**SUPPLIED MATERIAL:**
========
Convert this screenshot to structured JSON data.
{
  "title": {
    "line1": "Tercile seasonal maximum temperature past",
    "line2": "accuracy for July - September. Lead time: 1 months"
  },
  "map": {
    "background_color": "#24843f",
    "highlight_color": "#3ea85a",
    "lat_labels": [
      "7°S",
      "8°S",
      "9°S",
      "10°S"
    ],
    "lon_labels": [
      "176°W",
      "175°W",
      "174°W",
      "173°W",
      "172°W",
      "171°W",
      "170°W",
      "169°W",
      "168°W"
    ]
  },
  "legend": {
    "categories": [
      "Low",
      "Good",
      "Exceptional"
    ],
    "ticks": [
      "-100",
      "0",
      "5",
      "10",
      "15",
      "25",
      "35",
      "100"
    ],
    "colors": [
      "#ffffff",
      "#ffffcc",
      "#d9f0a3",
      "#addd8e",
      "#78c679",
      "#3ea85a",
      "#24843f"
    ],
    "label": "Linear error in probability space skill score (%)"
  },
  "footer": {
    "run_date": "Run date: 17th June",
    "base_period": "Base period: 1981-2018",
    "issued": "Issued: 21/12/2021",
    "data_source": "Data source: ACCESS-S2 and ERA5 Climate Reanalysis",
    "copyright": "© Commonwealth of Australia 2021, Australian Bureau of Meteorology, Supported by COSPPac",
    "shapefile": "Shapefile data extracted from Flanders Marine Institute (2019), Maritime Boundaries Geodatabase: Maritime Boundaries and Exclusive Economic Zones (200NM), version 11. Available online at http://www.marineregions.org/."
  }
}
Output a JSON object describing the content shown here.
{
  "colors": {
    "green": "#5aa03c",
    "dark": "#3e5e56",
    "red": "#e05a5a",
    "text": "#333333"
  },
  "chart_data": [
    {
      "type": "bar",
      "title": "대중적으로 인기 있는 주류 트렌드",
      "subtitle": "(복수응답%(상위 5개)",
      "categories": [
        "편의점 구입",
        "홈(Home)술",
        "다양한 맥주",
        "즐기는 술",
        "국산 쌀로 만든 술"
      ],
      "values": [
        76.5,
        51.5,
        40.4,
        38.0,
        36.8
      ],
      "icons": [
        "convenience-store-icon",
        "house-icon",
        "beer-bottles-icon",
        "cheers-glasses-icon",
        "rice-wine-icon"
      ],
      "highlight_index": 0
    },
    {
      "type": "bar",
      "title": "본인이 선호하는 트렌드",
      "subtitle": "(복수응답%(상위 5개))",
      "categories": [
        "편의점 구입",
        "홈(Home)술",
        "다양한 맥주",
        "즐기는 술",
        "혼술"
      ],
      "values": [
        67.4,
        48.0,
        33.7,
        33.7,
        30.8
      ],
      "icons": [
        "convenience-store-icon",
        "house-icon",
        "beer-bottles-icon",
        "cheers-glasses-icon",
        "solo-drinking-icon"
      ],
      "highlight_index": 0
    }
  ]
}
========
**AIM OF THE TASK:**
Print the whole listing again, exactly.

**IN RESPONSE:**
Convert this screenshot to structured JSON data.
{
  "title": {
    "line1": "Tercile seasonal maximum temperature past",
    "line2": "accuracy for July - September. Lead time: 1 months"
  },
  "map": {
    "background_color": "#24843f",
    "highlight_color": "#3ea85a",
    "lat_labels": [
      "7°S",
      "8°S",
      "9°S",
      "10°S"
    ],
    "lon_labels": [
      "176°W",
      "175°W",
      "174°W",
      "173°W",
      "172°W",
      "171°W",
      "170°W",
      "169°W",
      "168°W"
    ]
  },
  "legend": {
    "categories": [
      "Low",
      "Good",
      "Exceptional"
    ],
    "ticks": [
      "-100",
      "0",
      "5",
      "10",
      "15",
      "25",
      "35",
      "100"
    ],
    "colors": [
      "#ffffff",
      "#ffffcc",
      "#d9f0a3",
      "#addd8e",
      "#78c679",
      "#3ea85a",
      "#24843f"
    ],
    "label": "Linear error in probability space skill score (%)"
  },
  "footer": {
    "run_date": "Run date: 17th June",
    "base_period": "Base period: 1981-2018",
    "issued": "Issued: 21/12/2021",
    "data_source": "Data source: ACCESS-S2 and ERA5 Climate Reanalysis",
    "copyright": "© Commonwealth of Australia 2021, Australian Bureau of Meteorology, Supported by COSPPac",
    "shapefile": "Shapefile data extracted from Flanders Marine Institute (2019), Maritime Boundaries Geodatabase: Maritime Boundaries and Exclusive Economic Zones (200NM), version 11. Available online at http://www.marineregions.org/."
  }
}
Output a JSON object describing the content shown here.
{
  "colors": {
    "green": "#5aa03c",
    "dark": "#3e5e56",
    "red": "#e05a5a",
    "text": "#333333"
  },
  "chart_data": [
    {
      "type": "bar",
      "title": "대중적으로 인기 있는 주류 트렌드",
      "subtitle": "(복수응답%(상위 5개)",
      "categories": [
        "편의점 구입",
        "홈(Home)술",
        "다양한 맥주",
        "즐기는 술",
        "국산 쌀로 만든 술"
      ],
      "values": [
        76.5,
        51.5,
        40.4,
        38.0,
        36.8
      ],
      "icons": [
        "convenience-store-icon",
        "house-icon",
        "beer-bottles-icon",
        "cheers-glasses-icon",
        "rice-wine-icon"
      ],
      "highlight_index": 0
    },
    {
      "type": "bar",
      "title": "본인이 선호하는 트렌드",
      "subtitle": "(복수응답%(상위 5개))",
      "categories": [
        "편의점 구입",
        "홈(Home)술",
        "다양한 맥주",
        "즐기는 술",
        "혼술"
      ],
      "values": [
        67.4,
        48.0,
        33.7,
        33.7,
        30.8
      ],
      "icons": [
        "convenience-store-icon",
        "house-icon",
        "beer-bottles-icon",
        "cheers-glasses-icon",
        "solo-drinking-icon"
      ],
      "highlight_index": 0
    }
  ]
}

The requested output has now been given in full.